> Exercise task:
From the entries below, copy every line holding the word "complète".

> Data lines:
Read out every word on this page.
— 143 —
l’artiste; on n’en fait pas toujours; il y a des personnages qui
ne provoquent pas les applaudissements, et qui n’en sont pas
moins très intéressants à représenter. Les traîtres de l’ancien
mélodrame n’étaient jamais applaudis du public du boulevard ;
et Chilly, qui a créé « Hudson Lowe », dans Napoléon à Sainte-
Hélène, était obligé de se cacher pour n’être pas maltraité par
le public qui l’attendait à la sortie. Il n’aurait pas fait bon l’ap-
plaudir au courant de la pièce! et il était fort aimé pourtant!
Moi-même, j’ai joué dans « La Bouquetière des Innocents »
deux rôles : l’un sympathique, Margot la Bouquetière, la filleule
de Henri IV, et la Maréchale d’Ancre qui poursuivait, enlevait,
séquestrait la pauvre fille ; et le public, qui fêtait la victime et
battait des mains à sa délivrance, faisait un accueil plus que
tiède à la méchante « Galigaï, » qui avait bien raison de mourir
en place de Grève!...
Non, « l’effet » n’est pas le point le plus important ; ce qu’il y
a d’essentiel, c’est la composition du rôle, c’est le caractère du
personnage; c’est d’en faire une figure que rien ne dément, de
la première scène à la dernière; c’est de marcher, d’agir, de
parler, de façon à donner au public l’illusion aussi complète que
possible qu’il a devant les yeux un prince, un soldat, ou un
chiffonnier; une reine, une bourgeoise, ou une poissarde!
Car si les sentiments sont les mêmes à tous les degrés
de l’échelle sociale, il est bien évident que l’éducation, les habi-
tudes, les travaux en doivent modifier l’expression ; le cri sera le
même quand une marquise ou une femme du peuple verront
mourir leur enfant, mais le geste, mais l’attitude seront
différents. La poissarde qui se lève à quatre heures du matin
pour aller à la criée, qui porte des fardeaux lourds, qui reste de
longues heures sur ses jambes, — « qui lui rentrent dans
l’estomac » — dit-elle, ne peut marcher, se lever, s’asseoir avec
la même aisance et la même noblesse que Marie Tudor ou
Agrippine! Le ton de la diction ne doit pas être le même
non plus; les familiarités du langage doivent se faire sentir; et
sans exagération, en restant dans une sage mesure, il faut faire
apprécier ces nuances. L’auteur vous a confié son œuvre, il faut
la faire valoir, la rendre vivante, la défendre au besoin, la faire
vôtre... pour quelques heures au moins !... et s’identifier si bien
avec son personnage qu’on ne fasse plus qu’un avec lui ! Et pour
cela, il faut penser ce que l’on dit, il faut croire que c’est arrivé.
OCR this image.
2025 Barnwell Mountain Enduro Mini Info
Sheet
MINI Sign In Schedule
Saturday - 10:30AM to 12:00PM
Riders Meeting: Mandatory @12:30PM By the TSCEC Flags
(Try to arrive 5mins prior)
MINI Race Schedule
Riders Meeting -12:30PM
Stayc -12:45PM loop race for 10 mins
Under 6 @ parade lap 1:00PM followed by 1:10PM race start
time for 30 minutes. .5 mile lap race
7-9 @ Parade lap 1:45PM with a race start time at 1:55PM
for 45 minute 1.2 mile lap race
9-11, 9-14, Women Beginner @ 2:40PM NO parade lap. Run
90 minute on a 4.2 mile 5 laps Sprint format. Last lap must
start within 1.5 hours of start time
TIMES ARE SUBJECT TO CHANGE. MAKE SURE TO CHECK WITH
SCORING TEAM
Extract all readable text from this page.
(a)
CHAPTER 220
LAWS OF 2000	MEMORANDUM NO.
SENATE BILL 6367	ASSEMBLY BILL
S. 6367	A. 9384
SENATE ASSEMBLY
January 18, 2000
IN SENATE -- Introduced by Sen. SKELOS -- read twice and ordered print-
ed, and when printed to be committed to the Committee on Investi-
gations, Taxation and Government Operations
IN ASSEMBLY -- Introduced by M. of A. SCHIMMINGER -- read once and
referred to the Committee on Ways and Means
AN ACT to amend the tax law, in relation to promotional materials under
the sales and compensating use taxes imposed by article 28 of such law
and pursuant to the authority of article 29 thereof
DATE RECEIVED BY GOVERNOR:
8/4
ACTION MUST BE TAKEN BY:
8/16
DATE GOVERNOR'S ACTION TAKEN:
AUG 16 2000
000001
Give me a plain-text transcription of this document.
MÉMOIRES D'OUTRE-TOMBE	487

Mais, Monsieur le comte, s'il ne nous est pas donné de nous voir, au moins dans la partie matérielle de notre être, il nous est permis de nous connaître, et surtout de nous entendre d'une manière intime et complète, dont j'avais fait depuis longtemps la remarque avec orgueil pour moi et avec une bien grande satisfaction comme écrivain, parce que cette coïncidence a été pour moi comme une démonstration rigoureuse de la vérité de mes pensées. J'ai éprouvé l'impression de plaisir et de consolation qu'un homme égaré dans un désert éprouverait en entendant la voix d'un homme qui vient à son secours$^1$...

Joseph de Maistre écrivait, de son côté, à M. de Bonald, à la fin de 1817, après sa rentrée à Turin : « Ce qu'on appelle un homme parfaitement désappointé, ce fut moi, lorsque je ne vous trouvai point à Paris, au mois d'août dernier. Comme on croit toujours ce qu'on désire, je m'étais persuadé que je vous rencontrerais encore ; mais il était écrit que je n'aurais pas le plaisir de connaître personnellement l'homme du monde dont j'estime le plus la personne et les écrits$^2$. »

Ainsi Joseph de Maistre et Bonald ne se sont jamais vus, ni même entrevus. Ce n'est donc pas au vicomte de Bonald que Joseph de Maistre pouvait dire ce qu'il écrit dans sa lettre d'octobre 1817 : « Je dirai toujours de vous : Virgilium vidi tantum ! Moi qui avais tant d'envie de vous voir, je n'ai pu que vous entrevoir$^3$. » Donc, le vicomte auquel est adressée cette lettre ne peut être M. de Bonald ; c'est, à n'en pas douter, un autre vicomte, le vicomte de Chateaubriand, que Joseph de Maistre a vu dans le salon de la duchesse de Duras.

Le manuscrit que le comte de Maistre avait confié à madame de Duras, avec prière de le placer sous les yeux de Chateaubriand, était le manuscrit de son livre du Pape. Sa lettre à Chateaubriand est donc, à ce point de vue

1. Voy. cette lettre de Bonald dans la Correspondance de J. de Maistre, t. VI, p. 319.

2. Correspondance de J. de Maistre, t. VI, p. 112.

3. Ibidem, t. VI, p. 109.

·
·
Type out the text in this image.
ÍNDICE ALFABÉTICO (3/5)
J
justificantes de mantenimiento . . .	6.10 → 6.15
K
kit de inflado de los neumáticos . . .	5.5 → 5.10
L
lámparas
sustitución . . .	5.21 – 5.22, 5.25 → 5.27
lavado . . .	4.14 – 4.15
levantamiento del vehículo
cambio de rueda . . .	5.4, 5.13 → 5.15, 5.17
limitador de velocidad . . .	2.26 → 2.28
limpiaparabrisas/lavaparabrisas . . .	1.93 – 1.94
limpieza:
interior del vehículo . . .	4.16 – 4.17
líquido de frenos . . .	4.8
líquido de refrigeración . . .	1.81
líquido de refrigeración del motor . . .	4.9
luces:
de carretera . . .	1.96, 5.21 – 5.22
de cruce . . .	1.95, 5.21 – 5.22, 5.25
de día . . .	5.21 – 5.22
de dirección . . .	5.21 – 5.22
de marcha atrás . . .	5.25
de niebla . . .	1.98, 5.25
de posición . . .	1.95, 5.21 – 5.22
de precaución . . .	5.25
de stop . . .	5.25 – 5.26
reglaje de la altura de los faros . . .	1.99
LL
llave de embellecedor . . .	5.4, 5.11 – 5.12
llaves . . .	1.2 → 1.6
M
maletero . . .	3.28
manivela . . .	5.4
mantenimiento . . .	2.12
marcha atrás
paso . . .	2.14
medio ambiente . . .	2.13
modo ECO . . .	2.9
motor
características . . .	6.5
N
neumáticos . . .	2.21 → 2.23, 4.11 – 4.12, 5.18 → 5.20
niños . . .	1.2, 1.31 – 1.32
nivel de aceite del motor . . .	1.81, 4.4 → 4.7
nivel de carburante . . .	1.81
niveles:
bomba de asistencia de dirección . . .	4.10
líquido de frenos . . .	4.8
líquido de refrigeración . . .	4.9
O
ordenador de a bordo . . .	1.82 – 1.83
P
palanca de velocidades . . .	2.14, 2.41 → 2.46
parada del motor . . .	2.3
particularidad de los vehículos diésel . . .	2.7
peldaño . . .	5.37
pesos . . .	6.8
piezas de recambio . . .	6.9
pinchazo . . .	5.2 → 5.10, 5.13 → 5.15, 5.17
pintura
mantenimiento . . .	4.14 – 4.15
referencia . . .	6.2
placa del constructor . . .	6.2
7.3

> Reply:
parler, de façon à donner au public l’illusion aussi complète que
Mais, Monsieur le comte, s'il ne nous est pas donné de nous voir, au moins dans la partie matérielle de notre être, il nous est permis de nous connaître, et surtout de nous entendre d'une manière intime et complète, dont j'avais fait depuis longtemps la remarque avec orgueil pour moi et avec une bien grande satisfaction comme écrivain, parce que cette coïncidence a été pour moi comme une démonstration rigoureuse de la vérité de mes pensées. J'ai éprouvé l'impression de plaisir et de consolation qu'un homme égaré dans un désert éprouverait en entendant la voix d'un homme qui vient à son secours$^1$...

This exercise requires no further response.